Dataset excerpt:
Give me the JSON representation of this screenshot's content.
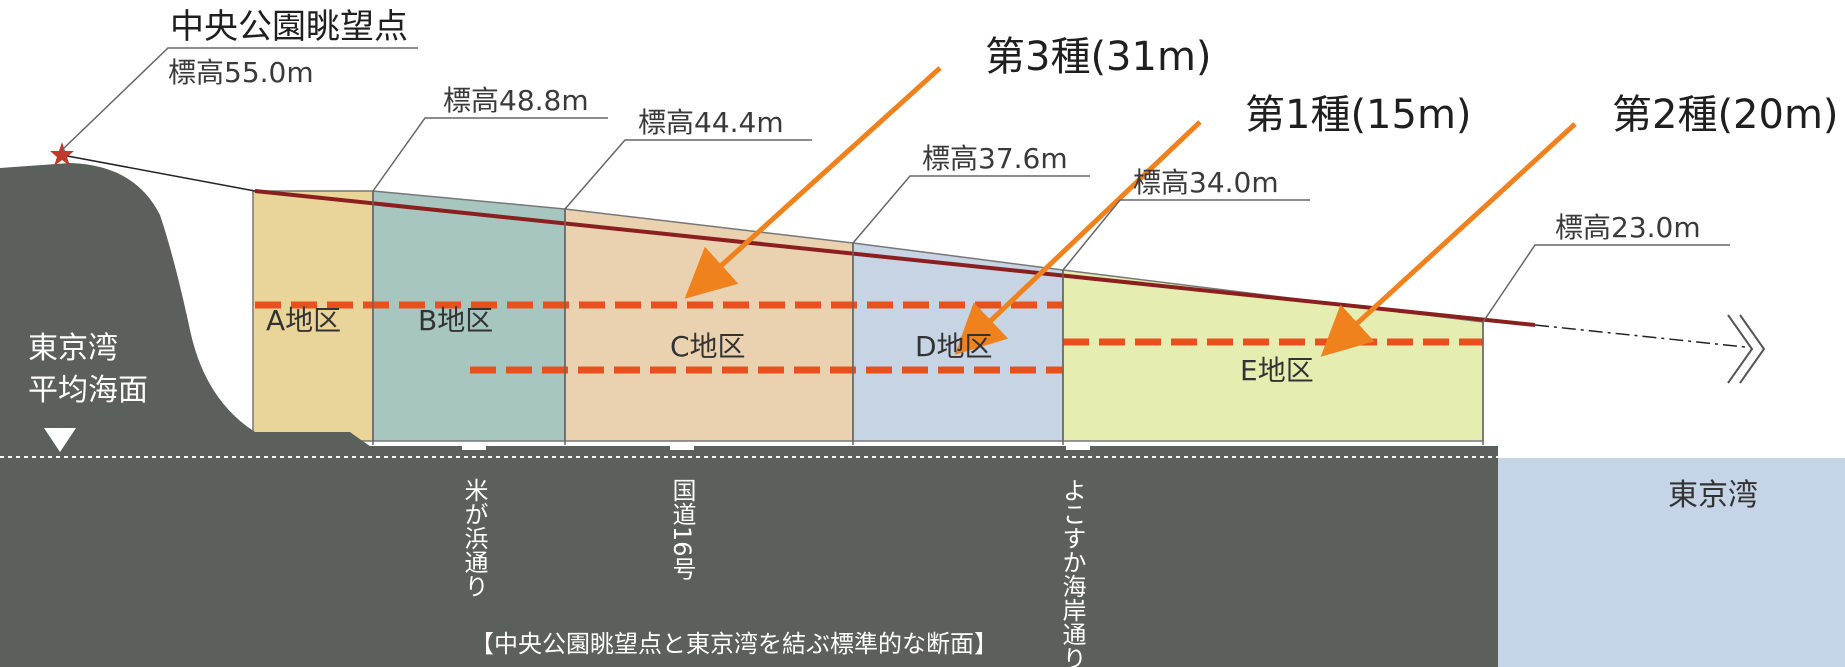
{
  "viewpoint": {
    "name": "中央公園眺望点",
    "elevation": "標高55.0m"
  },
  "sea_level": {
    "label_line1": "東京湾",
    "label_line2": "平均海面"
  },
  "districts": [
    {
      "label": "A地区",
      "color": "#e9d49a"
    },
    {
      "label": "B地区",
      "color": "#a7c6bf"
    },
    {
      "label": "C地区",
      "color": "#ead1b0"
    },
    {
      "label": "D地区",
      "color": "#c6d4e3"
    },
    {
      "label": "E地区",
      "color": "#e6edb0"
    }
  ],
  "elevations": [
    {
      "label": "標高48.8m"
    },
    {
      "label": "標高44.4m"
    },
    {
      "label": "標高37.6m"
    },
    {
      "label": "標高34.0m"
    },
    {
      "label": "標高23.0m"
    }
  ],
  "height_classes": [
    {
      "label": "第3種(31m)"
    },
    {
      "label": "第1種(15m)"
    },
    {
      "label": "第2種(20m)"
    }
  ],
  "roads": [
    {
      "label": "米が浜通り"
    },
    {
      "label": "国道16号"
    },
    {
      "label": "よこすか海岸通り"
    }
  ],
  "bay_label": "東京湾",
  "caption": "【中央公園眺望点と東京湾を結ぶ標準的な断面】",
  "colors": {
    "ground": "#5b605c",
    "bay": "#c5d4e6",
    "sightline": "#8b1e1e",
    "height_limit": "#e8501e",
    "arrow": "#f0821e"
  }
}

PROBLEM STATEMENT ▸ Copy every record above exactly, leaving out the pictures.

COMPLETED TASK ▸
Give me the JSON representation of this screenshot's content.
{
  "viewpoint": {
    "name": "中央公園眺望点",
    "elevation": "標高55.0m"
  },
  "sea_level": {
    "label_line1": "東京湾",
    "label_line2": "平均海面"
  },
  "districts": [
    {
      "label": "A地区",
      "color": "#e9d49a"
    },
    {
      "label": "B地区",
      "color": "#a7c6bf"
    },
    {
      "label": "C地区",
      "color": "#ead1b0"
    },
    {
      "label": "D地区",
      "color": "#c6d4e3"
    },
    {
      "label": "E地区",
      "color": "#e6edb0"
    }
  ],
  "elevations": [
    {
      "label": "標高48.8m"
    },
    {
      "label": "標高44.4m"
    },
    {
      "label": "標高37.6m"
    },
    {
      "label": "標高34.0m"
    },
    {
      "label": "標高23.0m"
    }
  ],
  "height_classes": [
    {
      "label": "第3種(31m)"
    },
    {
      "label": "第1種(15m)"
    },
    {
      "label": "第2種(20m)"
    }
  ],
  "roads": [
    {
      "label": "米が浜通り"
    },
    {
      "label": "国道16号"
    },
    {
      "label": "よこすか海岸通り"
    }
  ],
  "bay_label": "東京湾",
  "caption": "【中央公園眺望点と東京湾を結ぶ標準的な断面】",
  "colors": {
    "ground": "#5b605c",
    "bay": "#c5d4e6",
    "sightline": "#8b1e1e",
    "height_limit": "#e8501e",
    "arrow": "#f0821e"
  }
}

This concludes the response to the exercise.